* _EXCERPT PROVIDED_:
I agree with this, and not spending large amounts on infrastructure during austerity - when borrowing capital was particularly cheap - was one of the big criticisms I made in my three-part series. I think a lot of the mismanagement, missed opportunities and political choices of austerity helped massively to constrain our politics today - particularly in fiscal terms.

According to the OECD, just 18 per cent of twenty-five-sixty-tour-year-olds in Britain had vocational qualifications in 2019. This was far below Germany's 53 per cent and considerably lower than the 33 per cent average among European countries. This weakness was longstanding. The National Institute of Economic and Social Research (NIESR) laid bare in the early 1980s the disparities between Britain and Germany in equipping their workforces with skills. Thanks to their solid grounding through apprenticeship-based training, German workers were able to suggest and carry out improvements that raised efficiency. By contrast, British managers were often having to firefight problems daily because there were fewer workers technically equipped to prevent them in the first place - or deal with them when they did happen. Revisiting that pioneering research in 2018, the NIESR stressed the continuing salience of inadequate skills in holding down productivity in Britain.

A good society, writes David Goodhart, holds with equal weight work done with the head, heart and the hands. One wonders if that society wouldn’t be more prosperous, too.

* _RECORDED DATA_:

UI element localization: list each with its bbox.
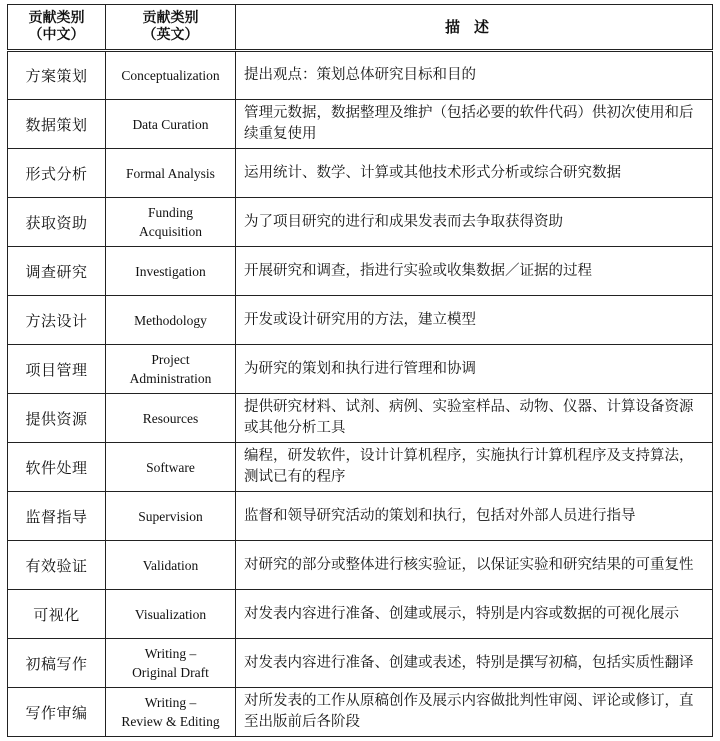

* _GIVEN EXERCISE_: In the passage above on skills and productivity in Britain, copy the stretch that begins with the words "A good society, writes" and stops after "more prosperous, too.".

* _TASK OUTPUT_:
A good society, writes David Goodhart, holds with equal weight work done with the head, heart and the hands. One wonders if that society wouldn’t be more prosperous, too.